**Your task**
Return every line from the listing where the word "Relative" occurs.

**Information supplied**

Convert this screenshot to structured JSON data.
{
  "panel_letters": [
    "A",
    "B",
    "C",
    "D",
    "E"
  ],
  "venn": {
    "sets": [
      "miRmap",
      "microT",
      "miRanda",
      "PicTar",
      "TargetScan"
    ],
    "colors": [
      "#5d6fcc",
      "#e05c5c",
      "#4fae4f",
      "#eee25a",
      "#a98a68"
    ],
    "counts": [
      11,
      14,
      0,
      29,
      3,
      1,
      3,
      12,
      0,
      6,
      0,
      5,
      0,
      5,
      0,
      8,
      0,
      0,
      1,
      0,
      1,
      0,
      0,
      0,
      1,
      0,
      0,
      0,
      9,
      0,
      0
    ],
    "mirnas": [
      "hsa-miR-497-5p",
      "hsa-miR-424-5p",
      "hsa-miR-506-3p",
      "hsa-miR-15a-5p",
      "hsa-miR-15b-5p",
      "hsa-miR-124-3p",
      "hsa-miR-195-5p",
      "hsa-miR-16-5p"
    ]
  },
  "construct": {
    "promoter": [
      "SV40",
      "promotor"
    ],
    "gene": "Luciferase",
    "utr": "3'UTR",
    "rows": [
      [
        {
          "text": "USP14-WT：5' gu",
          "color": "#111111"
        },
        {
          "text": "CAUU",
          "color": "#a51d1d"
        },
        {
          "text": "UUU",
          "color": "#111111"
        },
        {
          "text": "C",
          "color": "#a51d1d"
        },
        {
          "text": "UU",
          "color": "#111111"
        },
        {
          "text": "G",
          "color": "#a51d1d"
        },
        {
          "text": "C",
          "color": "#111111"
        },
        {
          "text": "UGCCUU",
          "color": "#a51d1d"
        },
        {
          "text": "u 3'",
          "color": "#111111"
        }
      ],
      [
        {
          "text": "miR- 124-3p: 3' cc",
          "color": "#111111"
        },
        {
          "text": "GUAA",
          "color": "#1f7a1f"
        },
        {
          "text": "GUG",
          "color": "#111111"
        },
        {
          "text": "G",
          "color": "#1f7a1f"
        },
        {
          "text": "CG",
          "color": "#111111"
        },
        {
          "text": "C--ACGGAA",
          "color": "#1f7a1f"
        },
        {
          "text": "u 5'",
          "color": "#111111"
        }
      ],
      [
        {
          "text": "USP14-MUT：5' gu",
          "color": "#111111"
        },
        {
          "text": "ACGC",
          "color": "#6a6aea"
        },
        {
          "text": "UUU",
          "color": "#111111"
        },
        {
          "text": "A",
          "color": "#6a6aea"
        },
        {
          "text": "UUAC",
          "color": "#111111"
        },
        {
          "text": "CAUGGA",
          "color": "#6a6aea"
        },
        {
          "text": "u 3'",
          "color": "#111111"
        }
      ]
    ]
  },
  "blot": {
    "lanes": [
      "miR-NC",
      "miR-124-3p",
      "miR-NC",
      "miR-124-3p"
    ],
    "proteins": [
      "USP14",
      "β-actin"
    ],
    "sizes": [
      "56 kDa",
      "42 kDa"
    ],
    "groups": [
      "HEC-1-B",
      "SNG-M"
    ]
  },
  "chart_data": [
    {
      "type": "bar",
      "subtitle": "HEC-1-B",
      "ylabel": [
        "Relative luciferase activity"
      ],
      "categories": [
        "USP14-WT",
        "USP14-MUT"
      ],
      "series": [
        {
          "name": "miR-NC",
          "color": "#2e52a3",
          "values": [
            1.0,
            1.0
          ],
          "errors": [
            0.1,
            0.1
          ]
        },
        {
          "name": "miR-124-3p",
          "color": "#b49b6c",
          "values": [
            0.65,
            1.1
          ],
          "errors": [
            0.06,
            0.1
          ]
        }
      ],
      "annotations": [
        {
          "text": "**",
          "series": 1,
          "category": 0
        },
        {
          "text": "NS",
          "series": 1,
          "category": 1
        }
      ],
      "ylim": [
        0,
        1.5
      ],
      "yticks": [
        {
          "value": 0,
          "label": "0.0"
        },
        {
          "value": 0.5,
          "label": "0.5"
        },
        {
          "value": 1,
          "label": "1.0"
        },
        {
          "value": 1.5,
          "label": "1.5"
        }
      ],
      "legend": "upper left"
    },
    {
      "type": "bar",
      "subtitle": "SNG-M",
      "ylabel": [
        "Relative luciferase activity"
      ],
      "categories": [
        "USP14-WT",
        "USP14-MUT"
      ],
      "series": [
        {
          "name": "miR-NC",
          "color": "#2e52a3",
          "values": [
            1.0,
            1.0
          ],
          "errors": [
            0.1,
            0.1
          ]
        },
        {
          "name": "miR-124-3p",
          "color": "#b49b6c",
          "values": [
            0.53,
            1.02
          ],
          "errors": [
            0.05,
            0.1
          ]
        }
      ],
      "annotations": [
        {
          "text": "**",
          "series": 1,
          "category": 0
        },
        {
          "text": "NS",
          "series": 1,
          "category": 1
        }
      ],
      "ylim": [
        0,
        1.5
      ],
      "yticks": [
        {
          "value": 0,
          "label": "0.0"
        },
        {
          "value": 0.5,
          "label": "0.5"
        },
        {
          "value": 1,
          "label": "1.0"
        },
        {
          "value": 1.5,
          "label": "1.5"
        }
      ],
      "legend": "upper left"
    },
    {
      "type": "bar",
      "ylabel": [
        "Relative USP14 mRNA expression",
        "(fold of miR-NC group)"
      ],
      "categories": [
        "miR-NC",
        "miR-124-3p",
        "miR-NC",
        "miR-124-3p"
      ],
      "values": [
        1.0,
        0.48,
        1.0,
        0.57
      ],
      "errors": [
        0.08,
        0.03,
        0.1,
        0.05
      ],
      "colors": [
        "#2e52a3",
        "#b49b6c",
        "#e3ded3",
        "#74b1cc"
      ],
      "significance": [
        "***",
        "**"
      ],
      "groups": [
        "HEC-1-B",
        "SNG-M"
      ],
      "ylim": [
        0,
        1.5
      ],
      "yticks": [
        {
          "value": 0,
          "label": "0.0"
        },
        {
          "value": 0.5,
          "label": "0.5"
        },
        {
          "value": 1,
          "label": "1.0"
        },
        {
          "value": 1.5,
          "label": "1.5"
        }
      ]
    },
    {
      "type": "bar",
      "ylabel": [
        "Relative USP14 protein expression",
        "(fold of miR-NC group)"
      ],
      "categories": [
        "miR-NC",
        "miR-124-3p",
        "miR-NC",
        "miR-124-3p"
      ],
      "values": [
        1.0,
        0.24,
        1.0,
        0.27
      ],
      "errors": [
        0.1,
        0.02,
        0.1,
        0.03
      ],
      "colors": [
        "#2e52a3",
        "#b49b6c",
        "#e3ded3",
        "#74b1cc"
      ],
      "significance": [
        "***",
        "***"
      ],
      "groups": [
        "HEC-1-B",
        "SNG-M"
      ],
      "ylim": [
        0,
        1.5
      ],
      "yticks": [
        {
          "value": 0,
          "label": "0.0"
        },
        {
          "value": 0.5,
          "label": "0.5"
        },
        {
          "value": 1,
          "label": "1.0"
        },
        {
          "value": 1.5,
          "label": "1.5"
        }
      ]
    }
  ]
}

**Response area**
        "Relative luciferase activity"
        "Relative luciferase activity"
        "Relative USP14 mRNA expression",
        "Relative USP14 protein expression",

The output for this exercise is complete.